** START DATA LINES **

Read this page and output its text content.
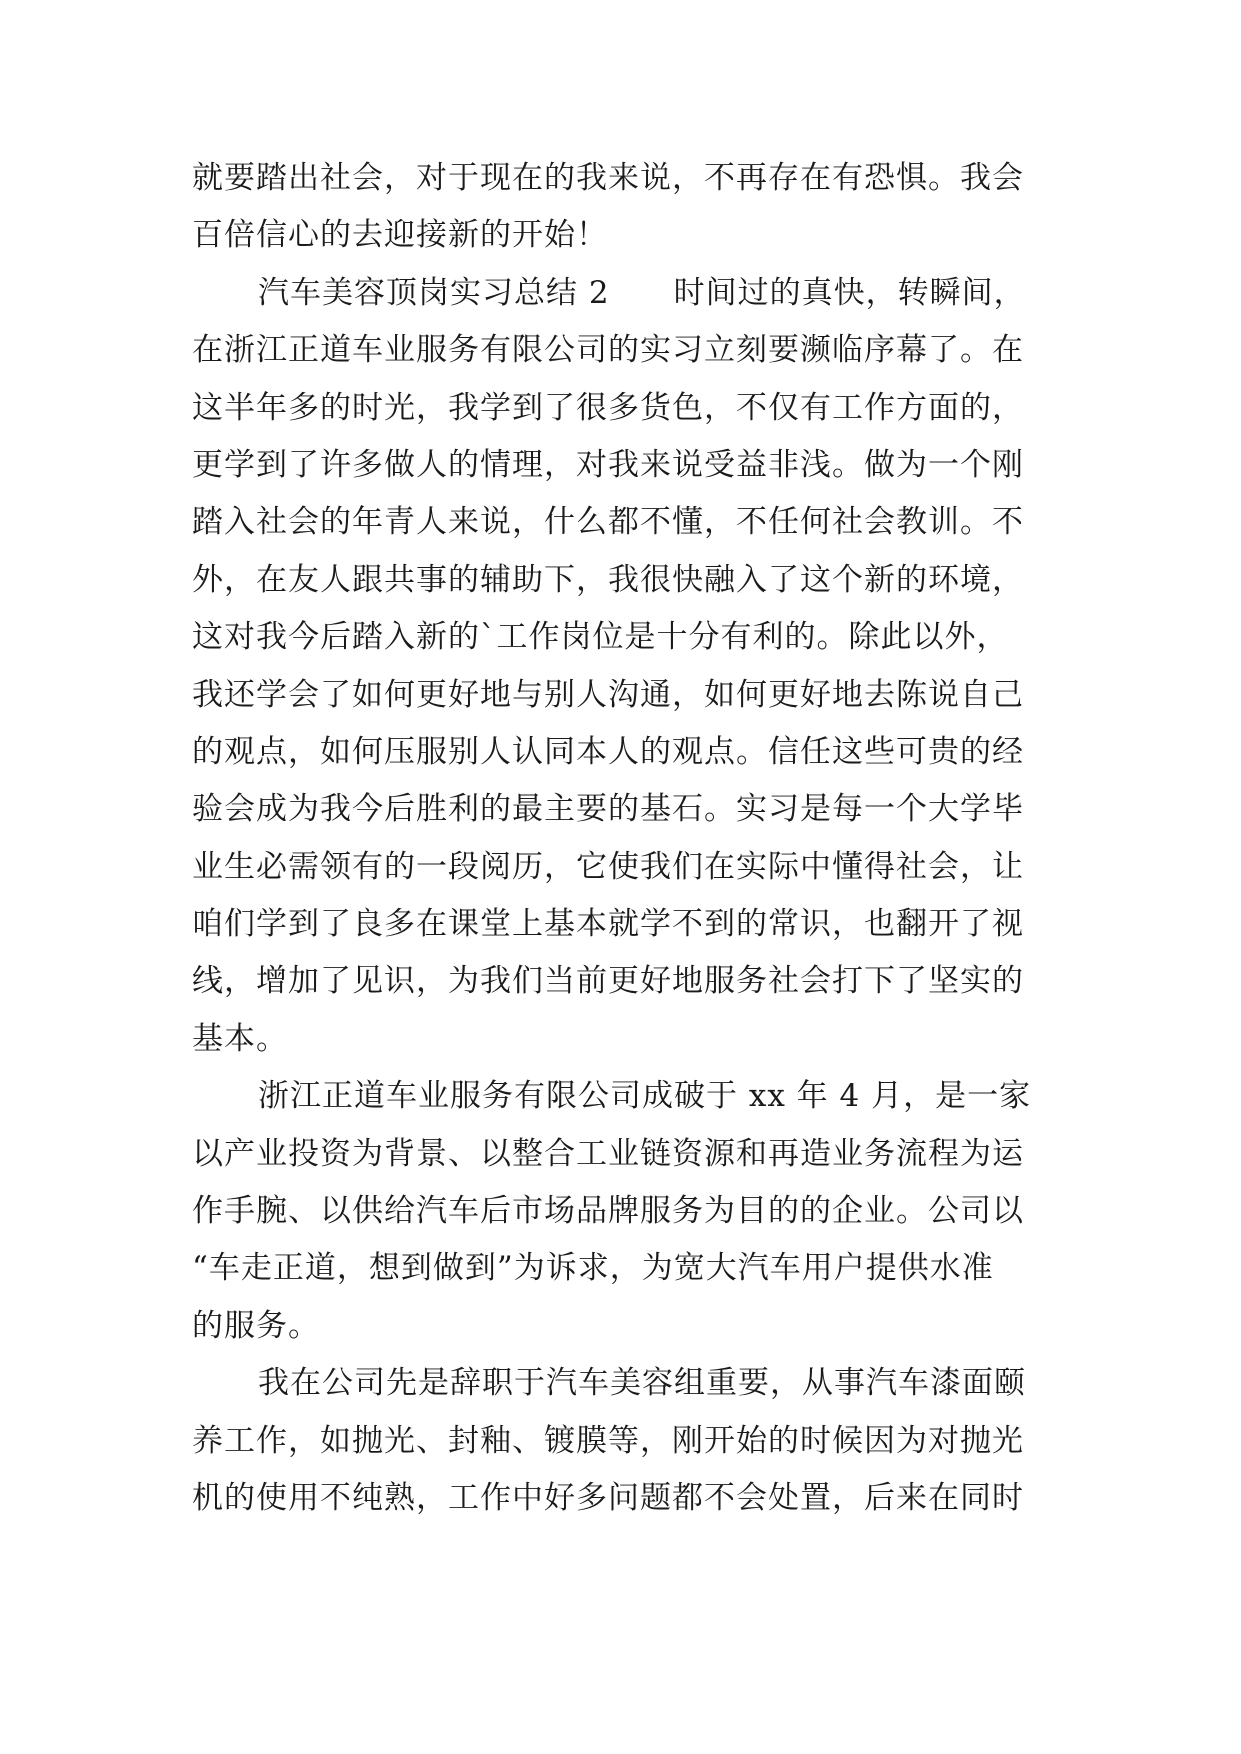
就要踏出社会，对于现在的我来说，不再存在有恐惧。我会
百倍信心的去迎接新的开始！
汽车美容顶岗实习总结 2　　时间过的真快，转瞬间，
在浙江正道车业服务有限公司的实习立刻要濒临序幕了。在
这半年多的时光，我学到了很多货色，不仅有工作方面的，
更学到了许多做人的情理，对我来说受益非浅。做为一个刚
踏入社会的年青人来说，什么都不懂，不任何社会教训。不
外，在友人跟共事的辅助下，我很快融入了这个新的环境，
这对我今后踏入新的`工作岗位是十分有利的。除此以外，
我还学会了如何更好地与别人沟通，如何更好地去陈说自己
的观点，如何压服别人认同本人的观点。信任这些可贵的经
验会成为我今后胜利的最主要的基石。实习是每一个大学毕
业生必需领有的一段阅历，它使我们在实际中懂得社会，让
咱们学到了良多在课堂上基本就学不到的常识，也翻开了视
线，增加了见识，为我们当前更好地服务社会打下了坚实的
基本。
浙江正道车业服务有限公司成破于 xx 年 4 月，是一家
以产业投资为背景、以整合工业链资源和再造业务流程为运
作手腕、以供给汽车后市场品牌服务为目的的企业。公司以
“车走正道，想到做到”为诉求，为宽大汽车用户提供水准
的服务。
我在公司先是辞职于汽车美容组重要，从事汽车漆面颐
养工作，如抛光、封釉、镀膜等，刚开始的时候因为对抛光
机的使用不纯熟，工作中好多问题都不会处置，后来在同时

** END DATA LINES **

EXERCISE DESCRIPTION
Restate the whole listing above exactly, please, omitting every image.

RESULT OF THE TASK
Read this page and output its text content.
就要踏出社会，对于现在的我来说，不再存在有恐惧。我会
百倍信心的去迎接新的开始！
汽车美容顶岗实习总结 2　　时间过的真快，转瞬间，
在浙江正道车业服务有限公司的实习立刻要濒临序幕了。在
这半年多的时光，我学到了很多货色，不仅有工作方面的，
更学到了许多做人的情理，对我来说受益非浅。做为一个刚
踏入社会的年青人来说，什么都不懂，不任何社会教训。不
外，在友人跟共事的辅助下，我很快融入了这个新的环境，
这对我今后踏入新的`工作岗位是十分有利的。除此以外，
我还学会了如何更好地与别人沟通，如何更好地去陈说自己
的观点，如何压服别人认同本人的观点。信任这些可贵的经
验会成为我今后胜利的最主要的基石。实习是每一个大学毕
业生必需领有的一段阅历，它使我们在实际中懂得社会，让
咱们学到了良多在课堂上基本就学不到的常识，也翻开了视
线，增加了见识，为我们当前更好地服务社会打下了坚实的
基本。
浙江正道车业服务有限公司成破于 xx 年 4 月，是一家
以产业投资为背景、以整合工业链资源和再造业务流程为运
作手腕、以供给汽车后市场品牌服务为目的的企业。公司以
“车走正道，想到做到”为诉求，为宽大汽车用户提供水准
的服务。
我在公司先是辞职于汽车美容组重要，从事汽车漆面颐
养工作，如抛光、封釉、镀膜等，刚开始的时候因为对抛光
机的使用不纯熟，工作中好多问题都不会处置，后来在同时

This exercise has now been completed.